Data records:
---

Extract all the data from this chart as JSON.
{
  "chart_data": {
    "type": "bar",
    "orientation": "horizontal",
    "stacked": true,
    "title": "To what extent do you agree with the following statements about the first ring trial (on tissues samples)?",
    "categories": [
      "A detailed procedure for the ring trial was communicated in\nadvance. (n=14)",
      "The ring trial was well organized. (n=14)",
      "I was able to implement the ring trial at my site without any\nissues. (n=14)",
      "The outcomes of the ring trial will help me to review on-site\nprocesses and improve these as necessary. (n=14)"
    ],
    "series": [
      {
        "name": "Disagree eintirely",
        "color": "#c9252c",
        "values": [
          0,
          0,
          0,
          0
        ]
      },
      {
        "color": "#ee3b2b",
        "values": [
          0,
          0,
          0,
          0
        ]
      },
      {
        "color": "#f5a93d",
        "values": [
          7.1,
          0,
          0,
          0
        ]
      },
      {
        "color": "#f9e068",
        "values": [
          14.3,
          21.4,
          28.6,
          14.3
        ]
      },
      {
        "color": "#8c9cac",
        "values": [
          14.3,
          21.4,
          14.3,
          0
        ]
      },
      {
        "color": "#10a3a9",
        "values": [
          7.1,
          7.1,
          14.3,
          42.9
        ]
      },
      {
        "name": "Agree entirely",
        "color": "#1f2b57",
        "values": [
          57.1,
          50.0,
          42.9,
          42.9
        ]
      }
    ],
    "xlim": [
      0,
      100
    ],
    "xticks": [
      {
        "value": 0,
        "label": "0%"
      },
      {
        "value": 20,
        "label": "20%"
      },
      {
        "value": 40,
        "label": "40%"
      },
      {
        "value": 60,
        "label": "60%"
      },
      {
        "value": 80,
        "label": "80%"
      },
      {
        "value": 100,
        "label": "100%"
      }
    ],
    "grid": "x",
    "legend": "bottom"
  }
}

---

Description of the task
Faithfully copy every entry, leaving nothing out.

Response
Extract all the data from this chart as JSON.
{
  "chart_data": {
    "type": "bar",
    "orientation": "horizontal",
    "stacked": true,
    "title": "To what extent do you agree with the following statements about the first ring trial (on tissues samples)?",
    "categories": [
      "A detailed procedure for the ring trial was communicated in\nadvance. (n=14)",
      "The ring trial was well organized. (n=14)",
      "I was able to implement the ring trial at my site without any\nissues. (n=14)",
      "The outcomes of the ring trial will help me to review on-site\nprocesses and improve these as necessary. (n=14)"
    ],
    "series": [
      {
        "name": "Disagree eintirely",
        "color": "#c9252c",
        "values": [
          0,
          0,
          0,
          0
        ]
      },
      {
        "color": "#ee3b2b",
        "values": [
          0,
          0,
          0,
          0
        ]
      },
      {
        "color": "#f5a93d",
        "values": [
          7.1,
          0,
          0,
          0
        ]
      },
      {
        "color": "#f9e068",
        "values": [
          14.3,
          21.4,
          28.6,
          14.3
        ]
      },
      {
        "color": "#8c9cac",
        "values": [
          14.3,
          21.4,
          14.3,
          0
        ]
      },
      {
        "color": "#10a3a9",
        "values": [
          7.1,
          7.1,
          14.3,
          42.9
        ]
      },
      {
        "name": "Agree entirely",
        "color": "#1f2b57",
        "values": [
          57.1,
          50.0,
          42.9,
          42.9
        ]
      }
    ],
    "xlim": [
      0,
      100
    ],
    "xticks": [
      {
        "value": 0,
        "label": "0%"
      },
      {
        "value": 20,
        "label": "20%"
      },
      {
        "value": 40,
        "label": "40%"
      },
      {
        "value": 60,
        "label": "60%"
      },
      {
        "value": 80,
        "label": "80%"
      },
      {
        "value": 100,
        "label": "100%"
      }
    ],
    "grid": "x",
    "legend": "bottom"
  }
}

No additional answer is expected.